▶ _Material for this task_

╔══

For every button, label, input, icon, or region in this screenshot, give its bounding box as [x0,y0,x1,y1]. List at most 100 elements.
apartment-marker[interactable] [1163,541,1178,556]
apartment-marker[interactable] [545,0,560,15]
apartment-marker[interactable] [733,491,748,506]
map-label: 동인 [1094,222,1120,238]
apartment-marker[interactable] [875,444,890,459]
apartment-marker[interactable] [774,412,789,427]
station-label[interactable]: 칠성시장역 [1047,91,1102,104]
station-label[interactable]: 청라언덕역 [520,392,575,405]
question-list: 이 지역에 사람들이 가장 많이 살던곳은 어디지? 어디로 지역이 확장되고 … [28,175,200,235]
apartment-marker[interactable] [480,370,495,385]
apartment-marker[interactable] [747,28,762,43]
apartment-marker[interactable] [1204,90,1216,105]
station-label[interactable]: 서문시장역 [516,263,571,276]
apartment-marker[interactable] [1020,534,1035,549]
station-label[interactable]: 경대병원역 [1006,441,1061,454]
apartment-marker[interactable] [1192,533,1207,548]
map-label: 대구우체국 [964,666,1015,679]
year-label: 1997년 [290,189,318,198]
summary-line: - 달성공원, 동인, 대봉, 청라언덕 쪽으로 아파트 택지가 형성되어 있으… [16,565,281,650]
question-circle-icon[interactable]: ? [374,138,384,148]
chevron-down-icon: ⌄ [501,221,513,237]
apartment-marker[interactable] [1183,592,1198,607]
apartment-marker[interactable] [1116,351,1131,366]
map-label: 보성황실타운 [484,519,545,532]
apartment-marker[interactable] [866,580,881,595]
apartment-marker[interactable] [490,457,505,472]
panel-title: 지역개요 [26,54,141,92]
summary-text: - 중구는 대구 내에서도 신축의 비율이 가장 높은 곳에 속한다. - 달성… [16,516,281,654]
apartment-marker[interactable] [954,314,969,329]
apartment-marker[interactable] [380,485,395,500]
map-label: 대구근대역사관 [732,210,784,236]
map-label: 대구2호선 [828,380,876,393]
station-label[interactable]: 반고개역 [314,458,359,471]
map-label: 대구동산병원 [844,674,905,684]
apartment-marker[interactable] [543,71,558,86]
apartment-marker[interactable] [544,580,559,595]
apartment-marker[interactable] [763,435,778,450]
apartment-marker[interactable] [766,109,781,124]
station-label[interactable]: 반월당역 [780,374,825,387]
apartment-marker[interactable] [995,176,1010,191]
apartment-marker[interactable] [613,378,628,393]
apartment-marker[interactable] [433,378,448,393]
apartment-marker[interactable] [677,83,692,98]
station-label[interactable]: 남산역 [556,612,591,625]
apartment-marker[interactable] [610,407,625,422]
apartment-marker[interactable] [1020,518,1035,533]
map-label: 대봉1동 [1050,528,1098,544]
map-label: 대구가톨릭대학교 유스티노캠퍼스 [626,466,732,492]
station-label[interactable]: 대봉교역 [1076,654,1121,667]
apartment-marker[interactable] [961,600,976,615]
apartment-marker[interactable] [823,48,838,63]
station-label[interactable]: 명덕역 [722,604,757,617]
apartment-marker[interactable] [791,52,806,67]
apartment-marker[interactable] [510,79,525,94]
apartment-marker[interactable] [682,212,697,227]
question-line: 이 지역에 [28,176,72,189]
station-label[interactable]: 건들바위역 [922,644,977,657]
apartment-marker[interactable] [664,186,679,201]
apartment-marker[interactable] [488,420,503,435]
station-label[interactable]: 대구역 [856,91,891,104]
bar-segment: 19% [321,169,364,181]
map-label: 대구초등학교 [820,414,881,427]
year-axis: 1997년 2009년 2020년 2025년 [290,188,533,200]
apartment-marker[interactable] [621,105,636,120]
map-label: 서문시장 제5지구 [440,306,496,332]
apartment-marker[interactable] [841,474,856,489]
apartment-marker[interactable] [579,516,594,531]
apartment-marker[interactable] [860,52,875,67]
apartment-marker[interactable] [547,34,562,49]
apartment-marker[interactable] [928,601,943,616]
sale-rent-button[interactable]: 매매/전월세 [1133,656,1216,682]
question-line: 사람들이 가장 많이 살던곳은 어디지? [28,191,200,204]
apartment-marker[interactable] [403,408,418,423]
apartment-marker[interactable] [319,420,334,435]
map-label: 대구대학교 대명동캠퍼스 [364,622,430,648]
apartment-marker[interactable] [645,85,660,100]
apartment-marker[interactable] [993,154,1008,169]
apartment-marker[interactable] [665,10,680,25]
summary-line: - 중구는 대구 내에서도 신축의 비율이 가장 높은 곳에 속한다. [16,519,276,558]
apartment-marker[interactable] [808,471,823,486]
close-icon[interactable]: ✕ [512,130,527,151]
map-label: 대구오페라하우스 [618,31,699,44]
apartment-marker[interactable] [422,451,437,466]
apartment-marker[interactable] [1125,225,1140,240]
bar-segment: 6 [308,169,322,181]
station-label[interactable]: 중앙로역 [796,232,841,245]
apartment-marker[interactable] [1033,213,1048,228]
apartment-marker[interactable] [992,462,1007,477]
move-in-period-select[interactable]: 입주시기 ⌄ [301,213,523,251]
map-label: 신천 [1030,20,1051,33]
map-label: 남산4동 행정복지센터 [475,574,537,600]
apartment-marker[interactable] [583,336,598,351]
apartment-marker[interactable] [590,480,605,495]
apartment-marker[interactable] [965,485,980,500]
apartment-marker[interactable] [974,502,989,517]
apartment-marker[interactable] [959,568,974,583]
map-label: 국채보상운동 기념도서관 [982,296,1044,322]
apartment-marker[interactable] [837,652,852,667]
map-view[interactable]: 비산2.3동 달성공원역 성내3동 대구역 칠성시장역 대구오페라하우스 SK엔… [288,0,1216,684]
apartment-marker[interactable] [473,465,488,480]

╚══

▶ _Instructions to follow_
Locate every row above that contains the string "칠성시장역" and copy each of those rows in full. Case counts when matching.

▶ _Worked answer_
station-label[interactable]: 칠성시장역 [1047,91,1102,104]
map-view[interactable]: 비산2.3동 달성공원역 성내3동 대구역 칠성시장역 대구오페라하우스 SK엔… [288,0,1216,684]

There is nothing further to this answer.